▶ _Extrait choisi_:
Personne ne nous a jamais rien pardonné. Ce n’est pas que nous soyons plus méchants que les autres, c’est que personne n’a jamais rien pardonné à personne. L’hymne de Martha and the Vandellas est une utopie impossible : "J’ai brisé ton cœur et je t’ai rendu triste / Au lieu de me frapper en retour, tu m’as dit "Je t’aime" / Alors que je t’ai maltraité depuis le début / Sans poser une seule question tu m’as donné ton cœur / Un amour comme le tien ne frappe pas à la porte tous les jours." Il n’y a pas de pardon ; il n’y a que de belles chansons. Le pardon est impossible parce qu’il est impossible de ne plus en vouloir à quelqu’un par le simple truchement d’une décision. Si, par le truchement d’une décision, on pouvait cesser d’être triste, jaloux ou en colère, ça se saurait. Non seulement ça, mais on le ferait. Personne n’a envie d’être triste, en colère ou jaloux. Si nous avons mis quelqu’un en colère, et que, par surprise, il nous pardonne, il n’en est pas plus calme pour autant. Si nous avons rendu triste ou jaloux quelqu’un, que nous lui demandons pardon, et que, par incroyable, il nous pardonne, ce qu’il fait, c’est qu’il prend sur lui. Ce n’est pas le pardon, c’est simplement être poli.

▶ _Matériel présenté_:
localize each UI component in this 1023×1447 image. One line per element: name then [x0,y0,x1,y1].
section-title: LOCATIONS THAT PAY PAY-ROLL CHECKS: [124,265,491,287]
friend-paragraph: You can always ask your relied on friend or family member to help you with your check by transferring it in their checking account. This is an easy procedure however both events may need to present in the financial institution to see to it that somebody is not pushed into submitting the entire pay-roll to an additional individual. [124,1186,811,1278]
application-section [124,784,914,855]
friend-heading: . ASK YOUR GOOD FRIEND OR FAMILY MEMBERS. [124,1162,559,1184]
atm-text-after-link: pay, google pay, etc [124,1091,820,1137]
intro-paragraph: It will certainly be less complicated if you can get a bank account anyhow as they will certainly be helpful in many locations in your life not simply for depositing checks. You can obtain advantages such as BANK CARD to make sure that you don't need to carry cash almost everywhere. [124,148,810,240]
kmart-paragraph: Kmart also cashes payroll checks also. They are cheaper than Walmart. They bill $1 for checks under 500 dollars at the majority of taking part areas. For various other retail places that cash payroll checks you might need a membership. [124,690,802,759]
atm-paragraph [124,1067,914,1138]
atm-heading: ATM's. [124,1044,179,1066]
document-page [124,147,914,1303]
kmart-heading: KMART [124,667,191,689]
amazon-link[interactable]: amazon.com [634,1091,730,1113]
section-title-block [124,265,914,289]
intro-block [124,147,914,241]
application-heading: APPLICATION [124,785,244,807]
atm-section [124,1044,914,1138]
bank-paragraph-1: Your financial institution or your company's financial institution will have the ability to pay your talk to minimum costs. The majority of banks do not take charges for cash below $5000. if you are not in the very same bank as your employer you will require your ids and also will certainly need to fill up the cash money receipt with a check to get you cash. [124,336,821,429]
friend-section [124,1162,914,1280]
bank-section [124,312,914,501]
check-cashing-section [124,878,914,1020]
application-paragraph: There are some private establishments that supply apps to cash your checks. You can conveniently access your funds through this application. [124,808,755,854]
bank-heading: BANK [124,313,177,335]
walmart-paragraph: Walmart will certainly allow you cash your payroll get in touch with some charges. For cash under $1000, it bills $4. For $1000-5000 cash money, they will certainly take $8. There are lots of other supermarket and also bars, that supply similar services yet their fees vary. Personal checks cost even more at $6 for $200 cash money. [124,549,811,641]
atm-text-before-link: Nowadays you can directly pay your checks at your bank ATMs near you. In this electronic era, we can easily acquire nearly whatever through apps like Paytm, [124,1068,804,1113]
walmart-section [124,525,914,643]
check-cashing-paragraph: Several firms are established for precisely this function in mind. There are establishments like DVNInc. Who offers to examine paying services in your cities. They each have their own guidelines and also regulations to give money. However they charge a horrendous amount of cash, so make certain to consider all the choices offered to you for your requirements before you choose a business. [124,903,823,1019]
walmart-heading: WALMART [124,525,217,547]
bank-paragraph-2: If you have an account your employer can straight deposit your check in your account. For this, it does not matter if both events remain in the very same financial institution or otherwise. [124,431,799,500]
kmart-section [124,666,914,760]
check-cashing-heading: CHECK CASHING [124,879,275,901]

▶ _Consigne_:
Répondez à ces questions sur le passage consacré au pardon :
1. Quel groupe interprète l'hymne cité dans le passage ?
2. Pour quelle raison le pardon est-il impossible, d'après le passage ?
3. Selon la dernière phrase, à quoi se résume en réalité le fait de pardonner ?
Le matériel ne sert à rien pour ce travail.

▶ _Corrigé_:
1. Martha and the Vandellas.
2. Parce qu'il est impossible de ne plus en vouloir à quelqu'un par le simple truchement d'une décision.
3. À être simplement poli.